— START —

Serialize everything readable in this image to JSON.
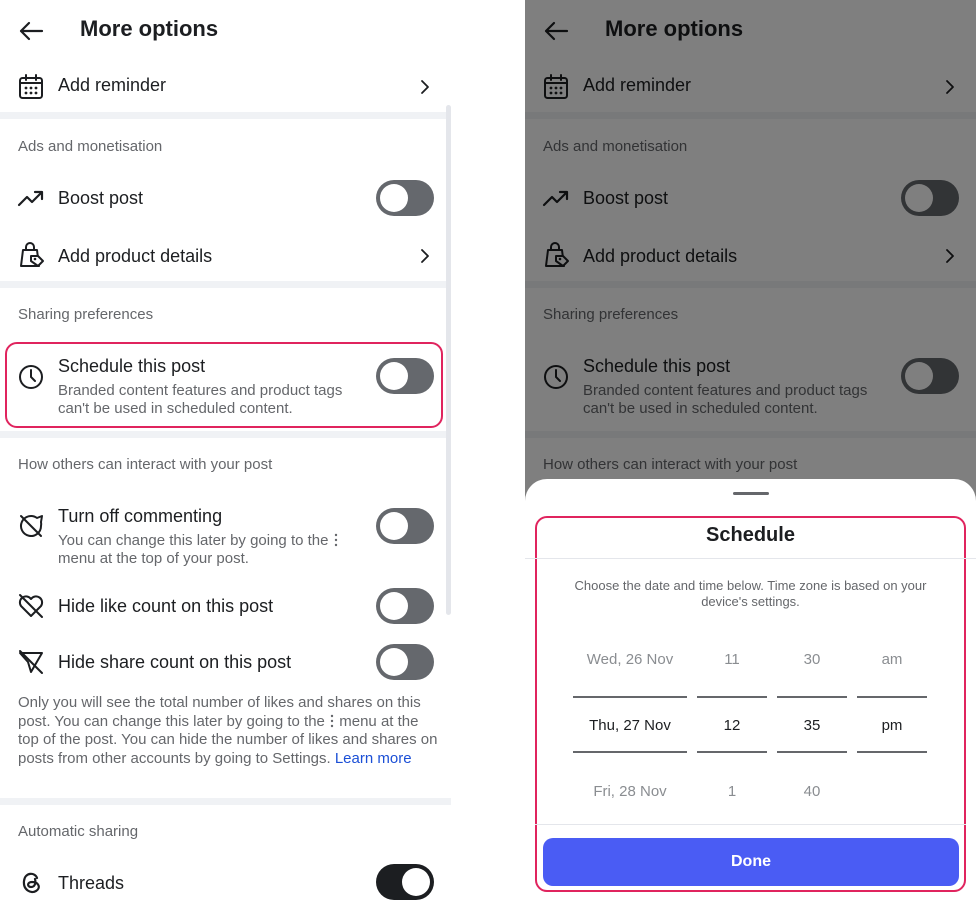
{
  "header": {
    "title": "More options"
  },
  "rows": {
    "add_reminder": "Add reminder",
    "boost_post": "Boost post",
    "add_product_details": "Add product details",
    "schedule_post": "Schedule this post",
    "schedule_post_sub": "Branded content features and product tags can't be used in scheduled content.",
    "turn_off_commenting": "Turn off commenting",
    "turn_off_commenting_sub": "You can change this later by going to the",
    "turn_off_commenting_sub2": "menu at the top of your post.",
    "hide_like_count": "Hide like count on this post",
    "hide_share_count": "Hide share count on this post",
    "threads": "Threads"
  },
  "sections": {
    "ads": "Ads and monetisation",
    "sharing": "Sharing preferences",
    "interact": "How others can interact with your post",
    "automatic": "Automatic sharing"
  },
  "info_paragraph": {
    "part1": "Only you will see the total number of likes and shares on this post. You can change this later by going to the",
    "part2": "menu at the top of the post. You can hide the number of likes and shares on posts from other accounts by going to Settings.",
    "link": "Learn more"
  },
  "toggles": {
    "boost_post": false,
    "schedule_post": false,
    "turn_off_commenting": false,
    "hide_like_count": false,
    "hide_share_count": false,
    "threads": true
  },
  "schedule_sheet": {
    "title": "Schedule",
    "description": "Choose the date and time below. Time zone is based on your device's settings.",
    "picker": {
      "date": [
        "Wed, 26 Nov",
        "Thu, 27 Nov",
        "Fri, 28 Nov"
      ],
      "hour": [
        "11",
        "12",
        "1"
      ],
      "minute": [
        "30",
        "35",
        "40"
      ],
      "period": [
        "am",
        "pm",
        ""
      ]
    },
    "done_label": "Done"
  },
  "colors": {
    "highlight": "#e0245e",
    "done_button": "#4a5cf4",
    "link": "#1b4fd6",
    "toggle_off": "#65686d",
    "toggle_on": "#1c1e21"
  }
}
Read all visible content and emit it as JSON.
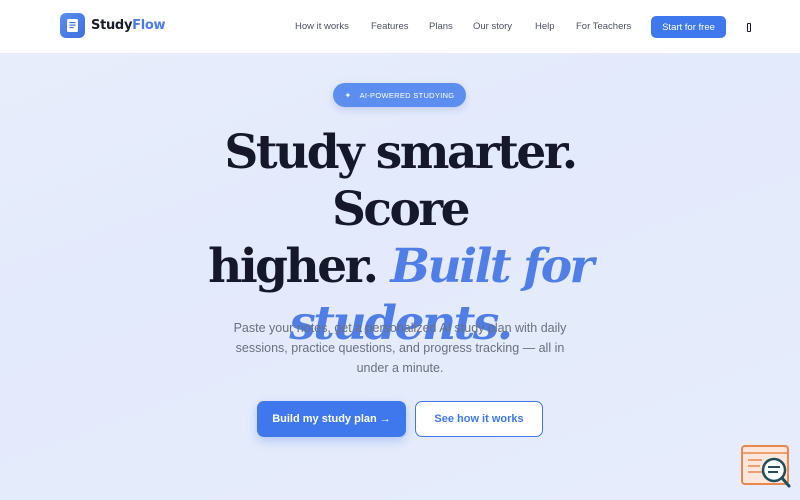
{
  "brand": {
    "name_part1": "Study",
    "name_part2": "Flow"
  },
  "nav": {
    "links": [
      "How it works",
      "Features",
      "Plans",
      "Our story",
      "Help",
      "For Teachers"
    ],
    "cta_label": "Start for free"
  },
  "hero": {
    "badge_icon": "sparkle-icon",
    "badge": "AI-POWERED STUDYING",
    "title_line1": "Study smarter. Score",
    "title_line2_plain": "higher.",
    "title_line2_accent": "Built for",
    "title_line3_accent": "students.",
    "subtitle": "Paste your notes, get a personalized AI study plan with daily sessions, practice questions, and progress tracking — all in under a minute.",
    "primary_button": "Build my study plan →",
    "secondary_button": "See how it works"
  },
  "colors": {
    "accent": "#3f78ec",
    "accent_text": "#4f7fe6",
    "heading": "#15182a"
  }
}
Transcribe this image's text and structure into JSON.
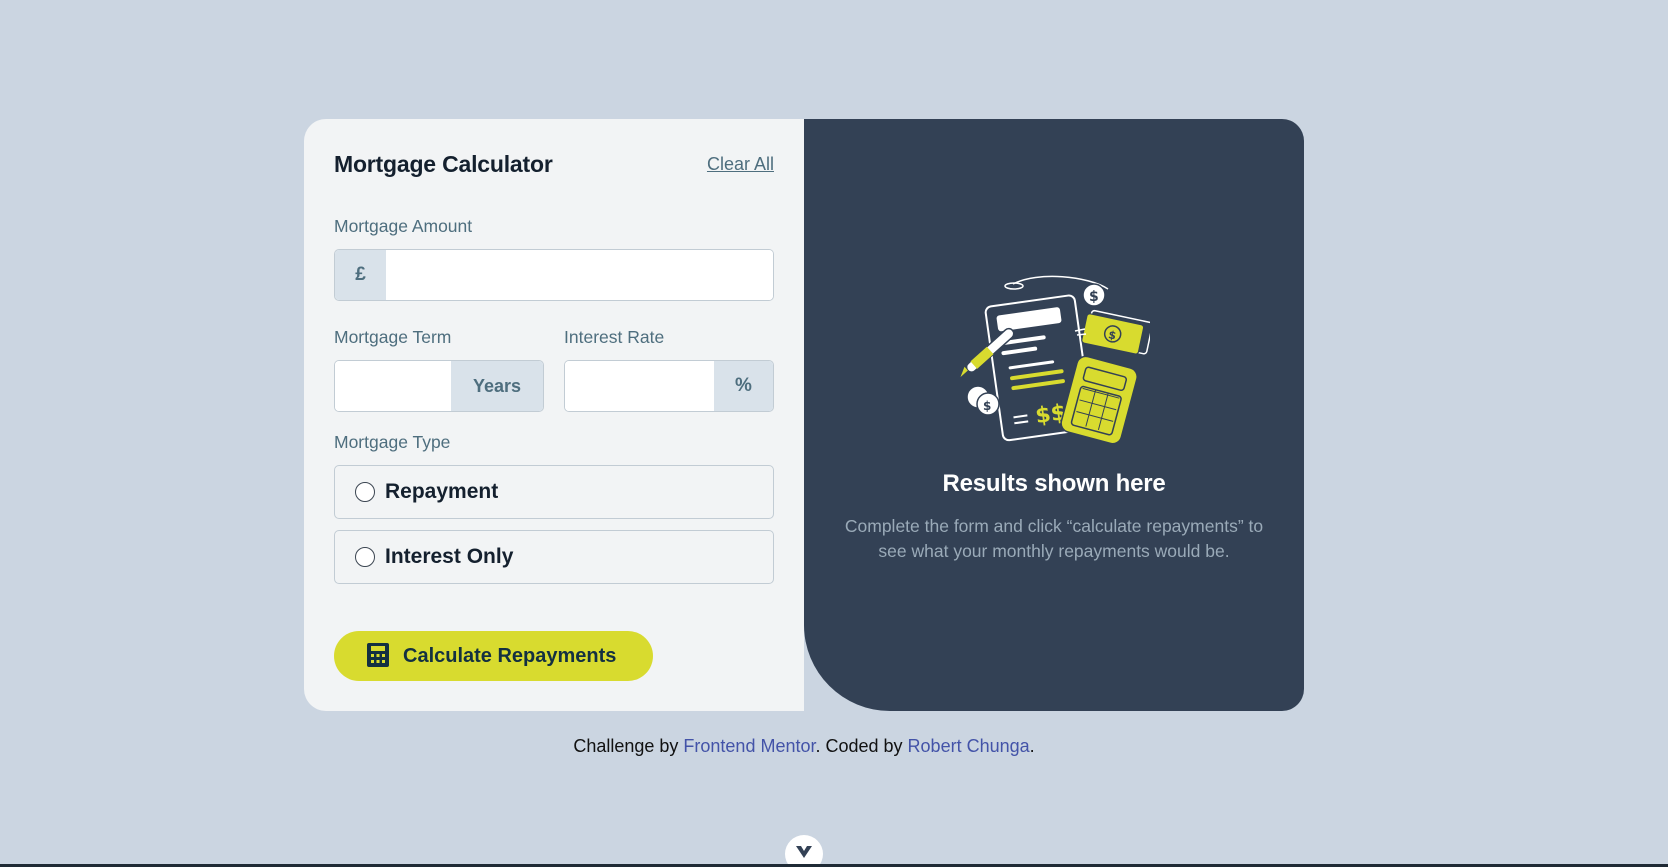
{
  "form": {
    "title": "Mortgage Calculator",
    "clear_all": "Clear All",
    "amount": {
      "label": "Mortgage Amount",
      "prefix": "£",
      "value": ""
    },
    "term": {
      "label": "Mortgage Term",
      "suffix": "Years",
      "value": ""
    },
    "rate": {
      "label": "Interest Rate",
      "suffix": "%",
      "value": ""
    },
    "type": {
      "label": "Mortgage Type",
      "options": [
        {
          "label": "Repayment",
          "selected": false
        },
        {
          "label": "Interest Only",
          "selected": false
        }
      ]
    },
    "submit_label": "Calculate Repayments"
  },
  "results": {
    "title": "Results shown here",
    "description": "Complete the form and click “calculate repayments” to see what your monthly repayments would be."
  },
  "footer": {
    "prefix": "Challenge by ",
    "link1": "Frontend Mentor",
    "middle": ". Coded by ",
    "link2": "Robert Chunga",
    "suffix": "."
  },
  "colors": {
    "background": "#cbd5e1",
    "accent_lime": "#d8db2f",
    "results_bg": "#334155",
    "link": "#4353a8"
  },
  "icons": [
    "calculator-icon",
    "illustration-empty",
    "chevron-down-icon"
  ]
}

— END —

What you are asked to do ▸ Search the listing for the string "form". Copy each line where it turns up.

Solution to the exercise ▸
  "form": {
    "description": "Complete the form and click “calculate repayments” to see what your monthly repayments would be."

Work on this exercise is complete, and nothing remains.